*DATA LINES*

********************

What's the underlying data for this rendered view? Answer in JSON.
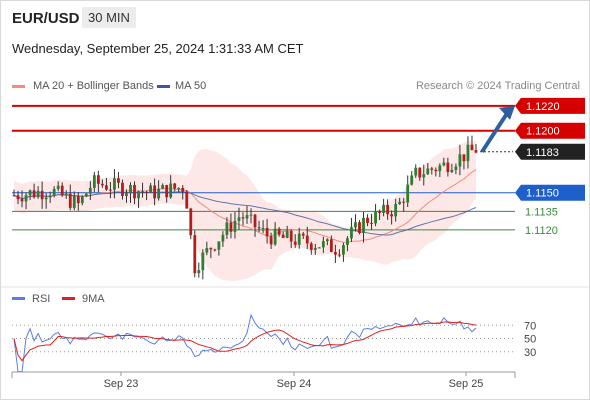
{
  "header": {
    "pair": "EUR/USD",
    "timeframe": "30 MIN"
  },
  "datetime": "Wednesday, September 25, 2024 1:31:33 AM CET",
  "legend": {
    "bollinger": {
      "label": "MA 20 + Bollinger Bands",
      "color": "#f28b82"
    },
    "ma50": {
      "label": "MA 50",
      "color": "#3a5a9c"
    }
  },
  "copyright": "Research © 2024 Trading Central",
  "chart_data": {
    "type": "candlestick",
    "y_range": [
      1.1078,
      1.1228
    ],
    "x_axis": {
      "ticks": [
        "Sep 23",
        "Sep 24",
        "Sep 25"
      ]
    },
    "levels": [
      {
        "value": 1.122,
        "label": "1.1220",
        "role": "resistance",
        "color": "#d60000"
      },
      {
        "value": 1.12,
        "label": "1.1200",
        "role": "resistance",
        "color": "#d60000"
      },
      {
        "value": 1.1183,
        "label": "1.1183",
        "role": "last",
        "color": "#222222"
      },
      {
        "value": 1.115,
        "label": "1.1150",
        "role": "pivot",
        "color": "#1f5fcc"
      },
      {
        "value": 1.1135,
        "label": "1.1135",
        "role": "support",
        "color": "#3a8a3a"
      },
      {
        "value": 1.112,
        "label": "1.1120",
        "role": "support",
        "color": "#3a8a3a"
      }
    ],
    "arrow": {
      "from": 1.1183,
      "to": 1.122,
      "color": "#2e5fa0"
    },
    "rsi": {
      "legend": [
        {
          "label": "RSI",
          "color": "#5b7fe0"
        },
        {
          "label": "9MA",
          "color": "#e02020"
        }
      ],
      "levels": [
        "70",
        "50",
        "30"
      ],
      "y_range": [
        10,
        90
      ]
    }
  }
}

********************

*REQUIRED WORK*
Repeat all of the data above word for word, minus the pictures.

*RESULT FOR THIS TASK*
What's the underlying data for this rendered view? Answer in JSON.
{
  "header": {
    "pair": "EUR/USD",
    "timeframe": "30 MIN"
  },
  "datetime": "Wednesday, September 25, 2024 1:31:33 AM CET",
  "legend": {
    "bollinger": {
      "label": "MA 20 + Bollinger Bands",
      "color": "#f28b82"
    },
    "ma50": {
      "label": "MA 50",
      "color": "#3a5a9c"
    }
  },
  "copyright": "Research © 2024 Trading Central",
  "chart_data": {
    "type": "candlestick",
    "y_range": [
      1.1078,
      1.1228
    ],
    "x_axis": {
      "ticks": [
        "Sep 23",
        "Sep 24",
        "Sep 25"
      ]
    },
    "levels": [
      {
        "value": 1.122,
        "label": "1.1220",
        "role": "resistance",
        "color": "#d60000"
      },
      {
        "value": 1.12,
        "label": "1.1200",
        "role": "resistance",
        "color": "#d60000"
      },
      {
        "value": 1.1183,
        "label": "1.1183",
        "role": "last",
        "color": "#222222"
      },
      {
        "value": 1.115,
        "label": "1.1150",
        "role": "pivot",
        "color": "#1f5fcc"
      },
      {
        "value": 1.1135,
        "label": "1.1135",
        "role": "support",
        "color": "#3a8a3a"
      },
      {
        "value": 1.112,
        "label": "1.1120",
        "role": "support",
        "color": "#3a8a3a"
      }
    ],
    "arrow": {
      "from": 1.1183,
      "to": 1.122,
      "color": "#2e5fa0"
    },
    "rsi": {
      "legend": [
        {
          "label": "RSI",
          "color": "#5b7fe0"
        },
        {
          "label": "9MA",
          "color": "#e02020"
        }
      ],
      "levels": [
        "70",
        "50",
        "30"
      ],
      "y_range": [
        10,
        90
      ]
    }
  }
}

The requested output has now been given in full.